__Exercise requirements__
Write out each record again exactly as it stands.

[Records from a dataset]

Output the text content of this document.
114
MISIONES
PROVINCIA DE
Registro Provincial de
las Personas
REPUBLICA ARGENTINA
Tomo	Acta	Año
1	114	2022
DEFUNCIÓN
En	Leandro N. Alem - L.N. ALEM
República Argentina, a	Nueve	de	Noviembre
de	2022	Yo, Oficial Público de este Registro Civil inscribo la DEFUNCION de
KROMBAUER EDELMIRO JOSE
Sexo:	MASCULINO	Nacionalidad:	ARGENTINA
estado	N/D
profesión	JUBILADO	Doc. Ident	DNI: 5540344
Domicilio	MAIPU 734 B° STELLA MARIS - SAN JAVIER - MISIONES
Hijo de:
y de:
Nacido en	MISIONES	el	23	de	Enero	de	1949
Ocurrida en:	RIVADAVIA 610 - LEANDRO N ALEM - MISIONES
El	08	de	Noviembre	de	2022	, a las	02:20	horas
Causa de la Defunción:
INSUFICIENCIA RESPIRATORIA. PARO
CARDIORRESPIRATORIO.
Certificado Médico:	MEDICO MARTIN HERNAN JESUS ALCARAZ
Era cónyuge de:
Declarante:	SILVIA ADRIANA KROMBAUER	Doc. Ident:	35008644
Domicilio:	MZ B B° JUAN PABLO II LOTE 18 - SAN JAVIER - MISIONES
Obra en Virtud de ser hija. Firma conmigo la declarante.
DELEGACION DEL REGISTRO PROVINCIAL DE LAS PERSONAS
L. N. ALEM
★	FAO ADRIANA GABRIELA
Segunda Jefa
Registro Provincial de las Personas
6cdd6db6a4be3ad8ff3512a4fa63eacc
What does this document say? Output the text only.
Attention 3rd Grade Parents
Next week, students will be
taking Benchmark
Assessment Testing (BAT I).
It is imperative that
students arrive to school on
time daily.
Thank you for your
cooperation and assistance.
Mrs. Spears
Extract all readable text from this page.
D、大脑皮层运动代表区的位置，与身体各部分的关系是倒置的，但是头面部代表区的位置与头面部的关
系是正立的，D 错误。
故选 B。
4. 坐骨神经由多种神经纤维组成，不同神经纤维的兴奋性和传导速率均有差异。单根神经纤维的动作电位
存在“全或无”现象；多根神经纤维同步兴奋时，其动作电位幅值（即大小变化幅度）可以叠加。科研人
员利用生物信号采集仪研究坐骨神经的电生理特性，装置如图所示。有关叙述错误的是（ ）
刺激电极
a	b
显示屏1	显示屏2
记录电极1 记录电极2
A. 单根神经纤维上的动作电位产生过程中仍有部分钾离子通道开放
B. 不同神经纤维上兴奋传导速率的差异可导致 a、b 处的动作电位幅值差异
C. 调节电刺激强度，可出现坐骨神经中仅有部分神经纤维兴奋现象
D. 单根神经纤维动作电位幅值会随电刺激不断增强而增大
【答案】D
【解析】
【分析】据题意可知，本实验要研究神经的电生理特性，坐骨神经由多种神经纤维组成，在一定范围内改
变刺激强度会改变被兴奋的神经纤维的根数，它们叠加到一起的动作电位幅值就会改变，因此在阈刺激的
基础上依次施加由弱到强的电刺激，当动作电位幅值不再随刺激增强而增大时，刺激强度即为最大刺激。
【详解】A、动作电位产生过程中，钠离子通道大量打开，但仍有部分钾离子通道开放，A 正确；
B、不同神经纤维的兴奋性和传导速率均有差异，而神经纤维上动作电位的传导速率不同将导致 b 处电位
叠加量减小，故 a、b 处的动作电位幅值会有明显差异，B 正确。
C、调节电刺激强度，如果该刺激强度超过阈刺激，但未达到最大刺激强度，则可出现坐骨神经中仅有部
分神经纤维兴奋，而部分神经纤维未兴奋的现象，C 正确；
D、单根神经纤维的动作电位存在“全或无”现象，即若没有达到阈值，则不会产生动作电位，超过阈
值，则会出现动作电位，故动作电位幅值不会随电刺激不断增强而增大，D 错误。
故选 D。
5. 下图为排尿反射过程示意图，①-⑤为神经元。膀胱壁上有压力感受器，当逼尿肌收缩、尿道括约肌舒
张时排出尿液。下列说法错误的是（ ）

__Exercise answer__
Output the text content of this document.
114
MISIONES
PROVINCIA DE
Registro Provincial de
las Personas
REPUBLICA ARGENTINA
Tomo	Acta	Año
1	114	2022
DEFUNCIÓN
En	Leandro N. Alem - L.N. ALEM
República Argentina, a	Nueve	de	Noviembre
de	2022	Yo, Oficial Público de este Registro Civil inscribo la DEFUNCION de
KROMBAUER EDELMIRO JOSE
Sexo:	MASCULINO	Nacionalidad:	ARGENTINA
estado	N/D
profesión	JUBILADO	Doc. Ident	DNI: 5540344
Domicilio	MAIPU 734 B° STELLA MARIS - SAN JAVIER - MISIONES
Hijo de:
y de:
Nacido en	MISIONES	el	23	de	Enero	de	1949
Ocurrida en:	RIVADAVIA 610 - LEANDRO N ALEM - MISIONES
El	08	de	Noviembre	de	2022	, a las	02:20	horas
Causa de la Defunción:
INSUFICIENCIA RESPIRATORIA. PARO
CARDIORRESPIRATORIO.
Certificado Médico:	MEDICO MARTIN HERNAN JESUS ALCARAZ
Era cónyuge de:
Declarante:	SILVIA ADRIANA KROMBAUER	Doc. Ident:	35008644
Domicilio:	MZ B B° JUAN PABLO II LOTE 18 - SAN JAVIER - MISIONES
Obra en Virtud de ser hija. Firma conmigo la declarante.
DELEGACION DEL REGISTRO PROVINCIAL DE LAS PERSONAS
L. N. ALEM
★	FAO ADRIANA GABRIELA
Segunda Jefa
Registro Provincial de las Personas
6cdd6db6a4be3ad8ff3512a4fa63eacc
What does this document say? Output the text only.
Attention 3rd Grade Parents
Next week, students will be
taking Benchmark
Assessment Testing (BAT I).
It is imperative that
students arrive to school on
time daily.
Thank you for your
cooperation and assistance.
Mrs. Spears
Extract all readable text from this page.
D、大脑皮层运动代表区的位置，与身体各部分的关系是倒置的，但是头面部代表区的位置与头面部的关
系是正立的，D 错误。
故选 B。
4. 坐骨神经由多种神经纤维组成，不同神经纤维的兴奋性和传导速率均有差异。单根神经纤维的动作电位
存在“全或无”现象；多根神经纤维同步兴奋时，其动作电位幅值（即大小变化幅度）可以叠加。科研人
员利用生物信号采集仪研究坐骨神经的电生理特性，装置如图所示。有关叙述错误的是（ ）
刺激电极
a	b
显示屏1	显示屏2
记录电极1 记录电极2
A. 单根神经纤维上的动作电位产生过程中仍有部分钾离子通道开放
B. 不同神经纤维上兴奋传导速率的差异可导致 a、b 处的动作电位幅值差异
C. 调节电刺激强度，可出现坐骨神经中仅有部分神经纤维兴奋现象
D. 单根神经纤维动作电位幅值会随电刺激不断增强而增大
【答案】D
【解析】
【分析】据题意可知，本实验要研究神经的电生理特性，坐骨神经由多种神经纤维组成，在一定范围内改
变刺激强度会改变被兴奋的神经纤维的根数，它们叠加到一起的动作电位幅值就会改变，因此在阈刺激的
基础上依次施加由弱到强的电刺激，当动作电位幅值不再随刺激增强而增大时，刺激强度即为最大刺激。
【详解】A、动作电位产生过程中，钠离子通道大量打开，但仍有部分钾离子通道开放，A 正确；
B、不同神经纤维的兴奋性和传导速率均有差异，而神经纤维上动作电位的传导速率不同将导致 b 处电位
叠加量减小，故 a、b 处的动作电位幅值会有明显差异，B 正确。
C、调节电刺激强度，如果该刺激强度超过阈刺激，但未达到最大刺激强度，则可出现坐骨神经中仅有部
分神经纤维兴奋，而部分神经纤维未兴奋的现象，C 正确；
D、单根神经纤维的动作电位存在“全或无”现象，即若没有达到阈值，则不会产生动作电位，超过阈
值，则会出现动作电位，故动作电位幅值不会随电刺激不断增强而增大，D 错误。
故选 D。
5. 下图为排尿反射过程示意图，①-⑤为神经元。膀胱壁上有压力感受器，当逼尿肌收缩、尿道括约肌舒
张时排出尿液。下列说法错误的是（ ）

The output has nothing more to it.